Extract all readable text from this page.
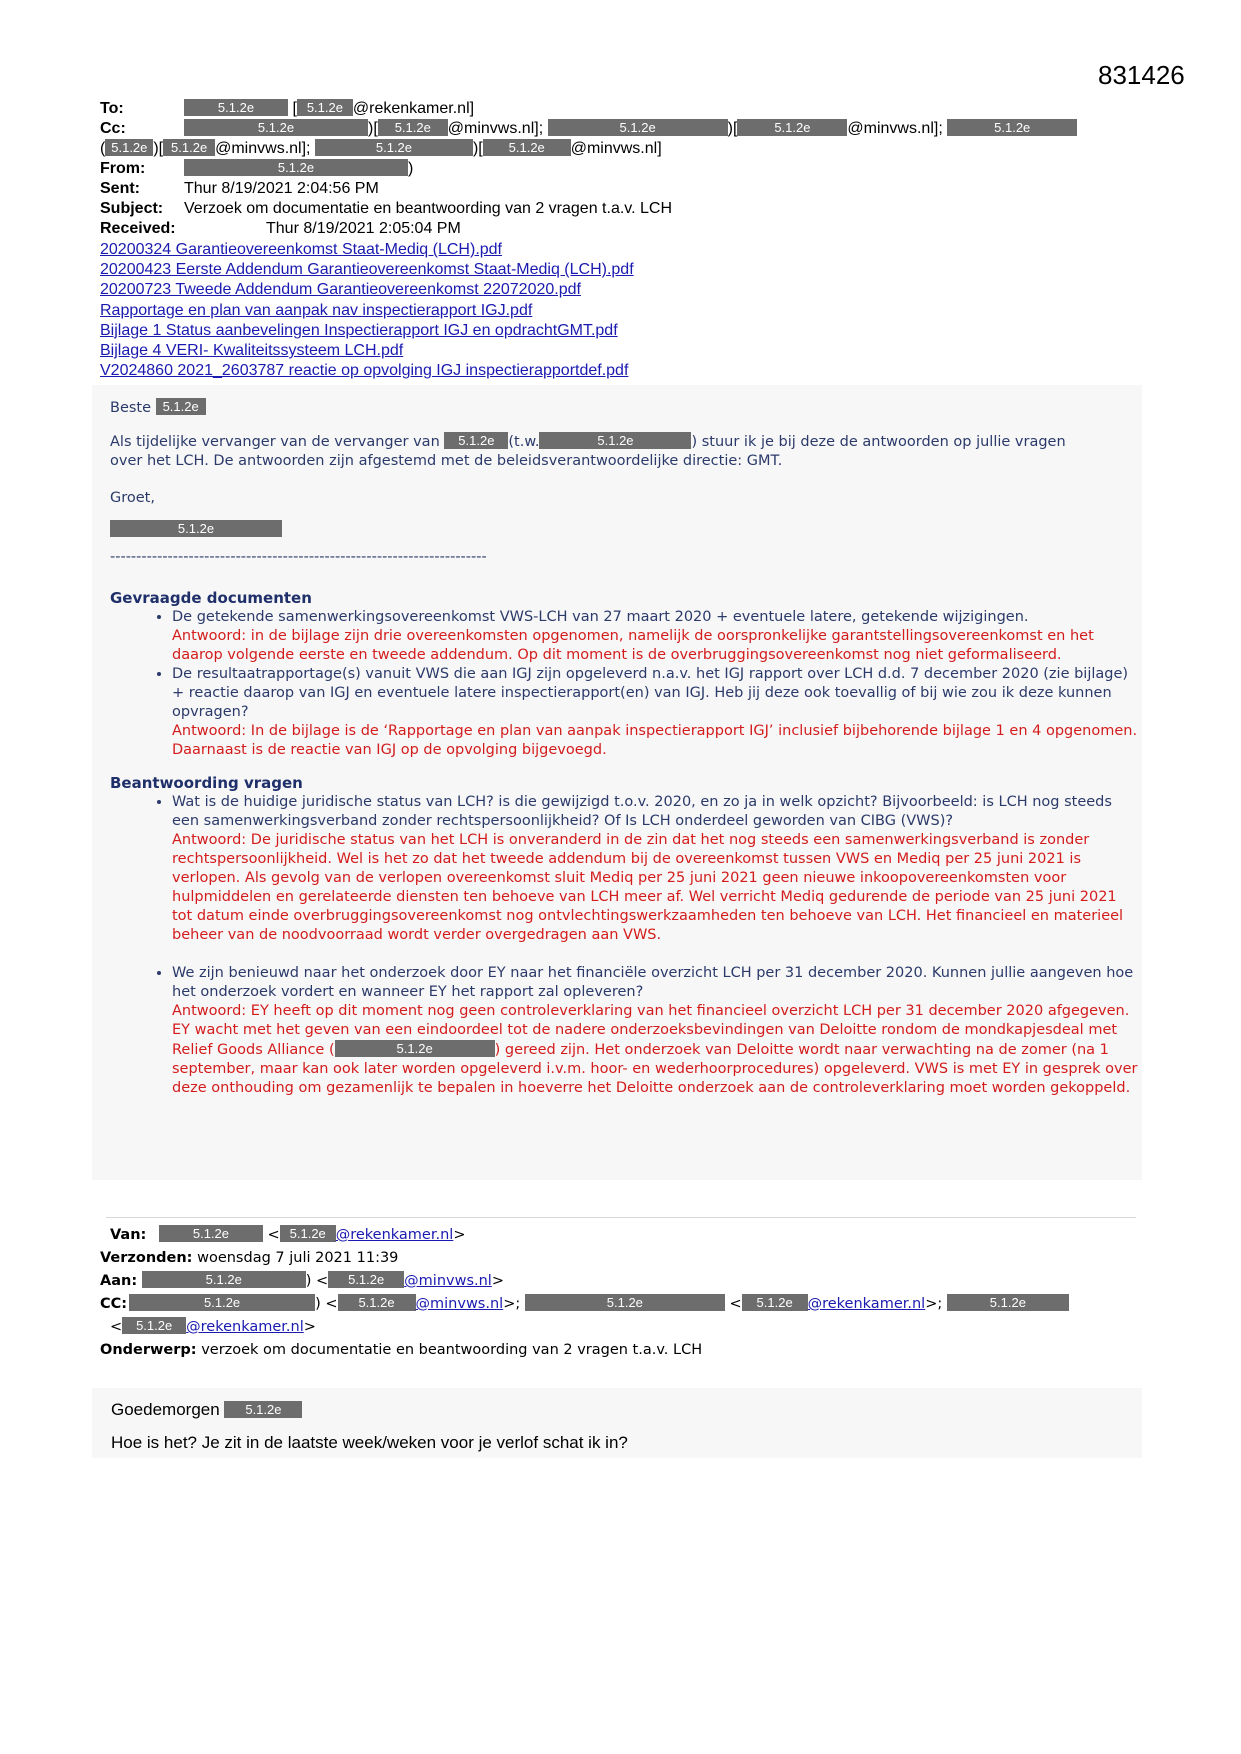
831426
To:	5.1.2e [ 5.1.2e @rekenkamer.nl]
Cc:	5.1.2e	)[ 5.1.2e @minvws.nl];	5.1.2e	)[	5.1.2e @minvws.nl];	5.1.2e
( 5.1.2e )[ 5.1.2e @minvws.nl];	5.1.2e	)[ 5.1.2e @minvws.nl]
From:	5.1.2e	)
Sent:	Thur 8/19/2021 2:04:56 PM
Subject: Verzoek om documentatie en beantwoording van 2 vragen t.a.v. LCH
Received:	Thur 8/19/2021 2:05:04 PM
20200324 Garantieovereenkomst Staat-Mediq (LCH).pdf
20200423 Eerste Addendum Garantieovereenkomst Staat-Mediq (LCH).pdf
20200723 Tweede Addendum Garantieovereenkomst 22072020.pdf
Rapportage en plan van aanpak nav inspectierapport IGJ.pdf
Bijlage 1 Status aanbevelingen Inspectierapport IGJ en opdrachtGMT.pdf
Bijlage 4 VERI- Kwaliteitssysteem LCH.pdf
V2024860 2021_2603787 reactie op opvolging IGJ inspectierapportdef.pdf

Beste 5.1.2e

Als tijdelijke vervanger van de vervanger van 5.1.2e (t.w.	5.1.2e	) stuur ik je bij deze de antwoorden op jullie vragen
over het LCH. De antwoorden zijn afgestemd met de beleidsverantwoordelijke directie: GMT.

Groet,

5.1.2e

------------------------------------------------------------------------
Gevraagde documenten
• De getekende samenwerkingsovereenkomst VWS-LCH van 27 maart 2020 + eventuele latere, getekende wijzigingen.
Antwoord: in de bijlage zijn drie overeenkomsten opgenomen, namelijk de oorspronkelijke garantstellingsovereenkomst en het daarop volgende eerste en tweede addendum. Op dit moment is de overbruggingsovereenkomst nog niet geformaliseerd.
• De resultaatrapportage(s) vanuit VWS die aan IGJ zijn opgeleverd n.a.v. het IGJ rapport over LCH d.d. 7 december 2020 (zie bijlage) + reactie daarop van IGJ en eventuele latere inspectierapport(en) van IGJ. Heb jij deze ook toevallig of bij wie zou ik deze kunnen opvragen?
Antwoord: In de bijlage is de ‘Rapportage en plan van aanpak inspectierapport IGJ’ inclusief bijbehorende bijlage 1 en 4 opgenomen. Daarnaast is de reactie van IGJ op de opvolging bijgevoegd.
Beantwoording vragen
• Wat is de huidige juridische status van LCH? is die gewijzigd t.o.v. 2020, en zo ja in welk opzicht? Bijvoorbeeld: is LCH nog steeds een samenwerkingsverband zonder rechtspersoonlijkheid? Of Is LCH onderdeel geworden van CIBG (VWS)?
Antwoord: De juridische status van het LCH is onveranderd in de zin dat het nog steeds een samenwerkingsverband is zonder rechtspersoonlijkheid. Wel is het zo dat het tweede addendum bij de overeenkomst tussen VWS en Mediq per 25 juni 2021 is verlopen. Als gevolg van de verlopen overeenkomst sluit Mediq per 25 juni 2021 geen nieuwe inkoopovereenkomsten voor hulpmiddelen en gerelateerde diensten ten behoeve van LCH meer af. Wel verricht Mediq gedurende de periode van 25 juni 2021 tot datum einde overbruggingsovereenkomst nog ontvlechtingswerkzaamheden ten behoeve van LCH. Het financieel en materieel beheer van de noodvoorraad wordt verder overgedragen aan VWS.
• We zijn benieuwd naar het onderzoek door EY naar het financiële overzicht LCH per 31 december 2020. Kunnen jullie aangeven hoe het onderzoek vordert en wanneer EY het rapport zal opleveren?
Antwoord: EY heeft op dit moment nog geen controleverklaring van het financieel overzicht LCH per 31 december 2020 afgegeven. EY wacht met het geven van een eindoordeel tot de nadere onderzoeksbevindingen van Deloitte rondom de mondkapjesdeal met Relief Goods Alliance (	5.1.2e	) gereed zijn. Het onderzoek van Deloitte wordt naar verwachting na de zomer (na 1 september, maar kan ook later worden opgeleverd i.v.m. hoor- en wederhoorprocedures) opgeleverd. VWS is met EY in gesprek over deze onthouding om gezamenlijk te bepalen in hoeverre het Deloitte onderzoek aan de controleverklaring moet worden gekoppeld.
Van:	5.1.2e < 5.1.2e @rekenkamer.nl>
Verzonden: woensdag 7 juli 2021 11:39
Aan:	5.1.2e	) < 5.1.2e @minvws.nl>
CC:	5.1.2e	) < 5.1.2e @minvws.nl>;	5.1.2e	< 5.1.2e @rekenkamer.nl>;	5.1.2e
< 5.1.2e @rekenkamer.nl>
Onderwerp: verzoek om documentatie en beantwoording van 2 vragen t.a.v. LCH
Goedemorgen 5.1.2e
Hoe is het? Je zit in de laatste week/weken voor je verlof schat ik in?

=======

Wherever the word "rekenkamer" appears in a line of the records, count that line. Say how many there are, with no other words.

◆ Exercise output
4